■ Aim
Your task is to copy every line of the entries that contains "Indications".

[Data excerpts]
- - -
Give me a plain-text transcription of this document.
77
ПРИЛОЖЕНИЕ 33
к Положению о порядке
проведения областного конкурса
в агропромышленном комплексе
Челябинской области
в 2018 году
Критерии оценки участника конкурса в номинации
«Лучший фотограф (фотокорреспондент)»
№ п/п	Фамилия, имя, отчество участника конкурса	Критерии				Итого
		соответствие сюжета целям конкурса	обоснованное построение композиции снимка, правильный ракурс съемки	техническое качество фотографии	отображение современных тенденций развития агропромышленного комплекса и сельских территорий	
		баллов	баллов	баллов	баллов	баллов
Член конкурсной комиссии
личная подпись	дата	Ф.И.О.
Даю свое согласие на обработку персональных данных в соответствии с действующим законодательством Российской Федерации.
- - -
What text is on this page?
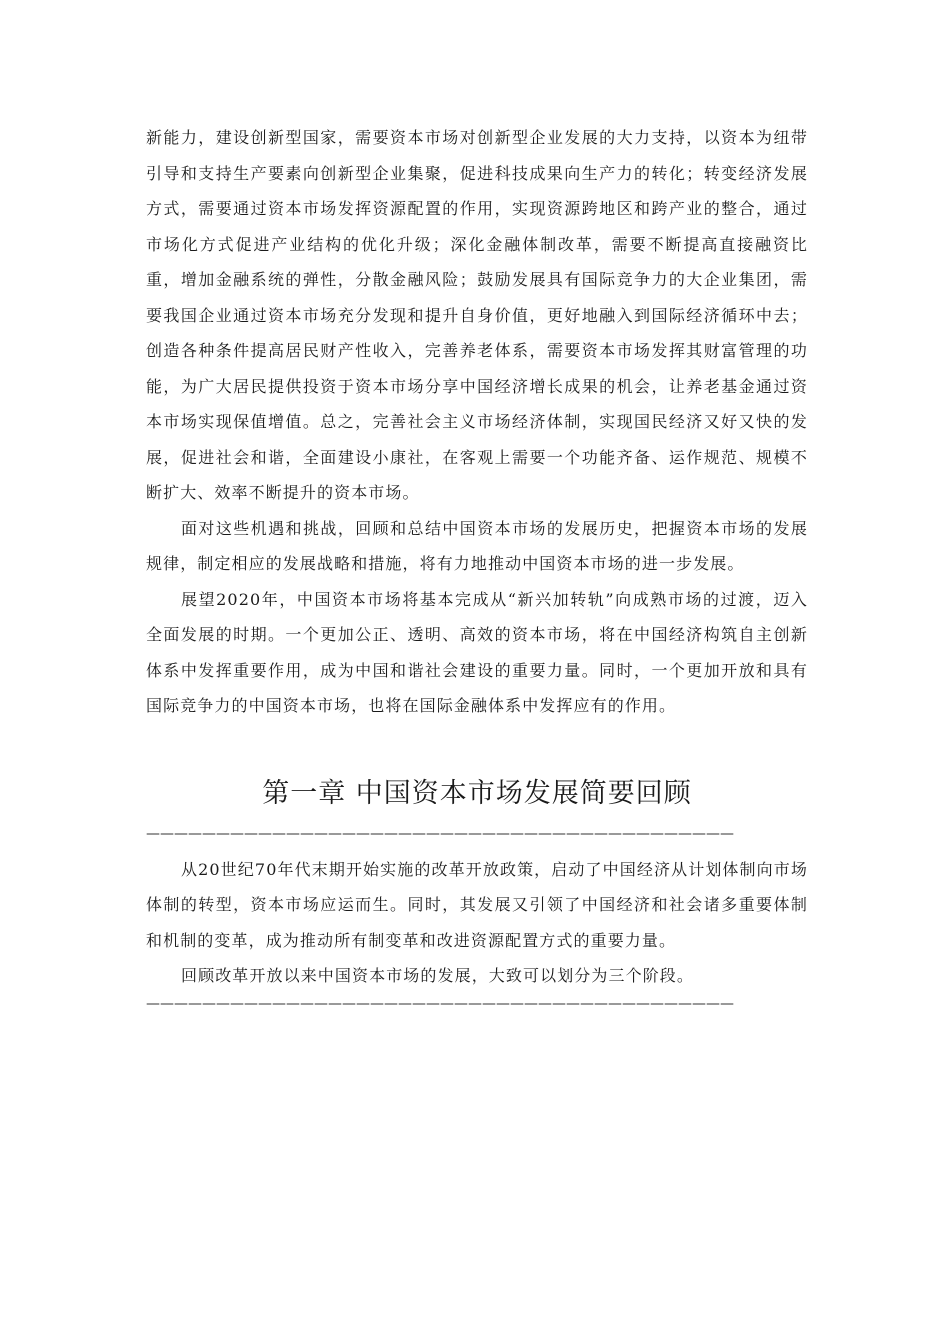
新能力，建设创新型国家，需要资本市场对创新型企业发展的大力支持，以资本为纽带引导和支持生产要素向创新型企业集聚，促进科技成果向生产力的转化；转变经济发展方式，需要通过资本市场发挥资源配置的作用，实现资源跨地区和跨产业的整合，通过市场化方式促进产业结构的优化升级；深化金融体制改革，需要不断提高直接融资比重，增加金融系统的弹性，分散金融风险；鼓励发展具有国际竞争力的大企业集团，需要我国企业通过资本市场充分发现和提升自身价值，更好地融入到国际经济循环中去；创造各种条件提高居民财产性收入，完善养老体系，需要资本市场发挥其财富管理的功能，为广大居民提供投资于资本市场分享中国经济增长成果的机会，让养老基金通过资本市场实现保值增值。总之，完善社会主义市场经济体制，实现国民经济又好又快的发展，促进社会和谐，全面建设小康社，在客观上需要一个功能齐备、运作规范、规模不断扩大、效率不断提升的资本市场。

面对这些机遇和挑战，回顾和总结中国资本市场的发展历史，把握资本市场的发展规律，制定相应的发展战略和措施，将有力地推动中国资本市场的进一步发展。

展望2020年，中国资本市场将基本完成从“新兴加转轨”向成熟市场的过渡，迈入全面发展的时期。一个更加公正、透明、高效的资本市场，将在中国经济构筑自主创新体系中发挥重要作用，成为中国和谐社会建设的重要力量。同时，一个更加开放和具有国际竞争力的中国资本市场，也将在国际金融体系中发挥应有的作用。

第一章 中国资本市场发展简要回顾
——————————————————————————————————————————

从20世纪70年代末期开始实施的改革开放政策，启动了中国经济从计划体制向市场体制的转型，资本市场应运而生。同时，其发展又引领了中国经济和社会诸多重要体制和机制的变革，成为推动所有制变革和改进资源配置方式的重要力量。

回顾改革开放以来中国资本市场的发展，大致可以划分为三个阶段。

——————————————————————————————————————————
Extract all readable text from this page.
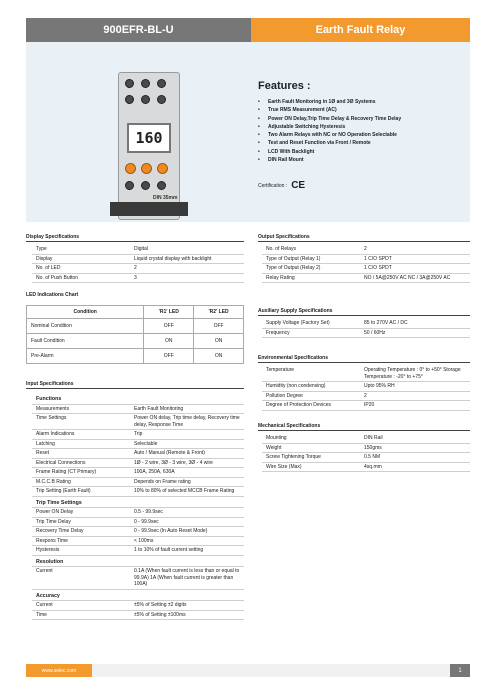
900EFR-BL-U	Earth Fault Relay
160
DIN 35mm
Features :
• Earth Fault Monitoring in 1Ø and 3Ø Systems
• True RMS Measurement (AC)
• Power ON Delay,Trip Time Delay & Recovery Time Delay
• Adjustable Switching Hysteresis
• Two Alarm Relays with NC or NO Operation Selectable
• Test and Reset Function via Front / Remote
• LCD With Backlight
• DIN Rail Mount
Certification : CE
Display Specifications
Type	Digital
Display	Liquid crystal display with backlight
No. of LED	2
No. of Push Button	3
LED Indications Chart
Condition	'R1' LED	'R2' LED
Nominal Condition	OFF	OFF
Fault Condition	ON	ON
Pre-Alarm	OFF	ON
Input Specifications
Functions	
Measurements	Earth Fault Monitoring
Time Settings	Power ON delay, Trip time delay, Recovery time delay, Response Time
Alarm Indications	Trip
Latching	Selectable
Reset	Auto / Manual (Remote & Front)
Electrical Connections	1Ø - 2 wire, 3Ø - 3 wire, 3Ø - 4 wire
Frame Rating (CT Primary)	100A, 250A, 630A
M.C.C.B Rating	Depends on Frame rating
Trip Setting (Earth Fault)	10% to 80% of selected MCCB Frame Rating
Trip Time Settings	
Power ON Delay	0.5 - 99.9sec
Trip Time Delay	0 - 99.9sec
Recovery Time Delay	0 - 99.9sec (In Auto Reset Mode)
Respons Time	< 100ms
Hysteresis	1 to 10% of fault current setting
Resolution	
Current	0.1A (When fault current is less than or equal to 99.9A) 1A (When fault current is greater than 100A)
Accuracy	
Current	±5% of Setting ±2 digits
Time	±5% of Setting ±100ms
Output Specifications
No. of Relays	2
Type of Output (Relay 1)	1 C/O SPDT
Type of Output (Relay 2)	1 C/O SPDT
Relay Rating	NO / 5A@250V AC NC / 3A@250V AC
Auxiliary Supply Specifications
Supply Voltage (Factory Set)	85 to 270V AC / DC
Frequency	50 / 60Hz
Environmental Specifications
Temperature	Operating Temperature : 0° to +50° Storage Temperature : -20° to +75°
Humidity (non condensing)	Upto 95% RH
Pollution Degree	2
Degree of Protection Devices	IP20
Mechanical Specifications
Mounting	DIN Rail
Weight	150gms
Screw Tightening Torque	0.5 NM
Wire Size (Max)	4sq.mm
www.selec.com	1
- - -
■ Exercise response
LED Indications Chart
Alarm Indications	Trip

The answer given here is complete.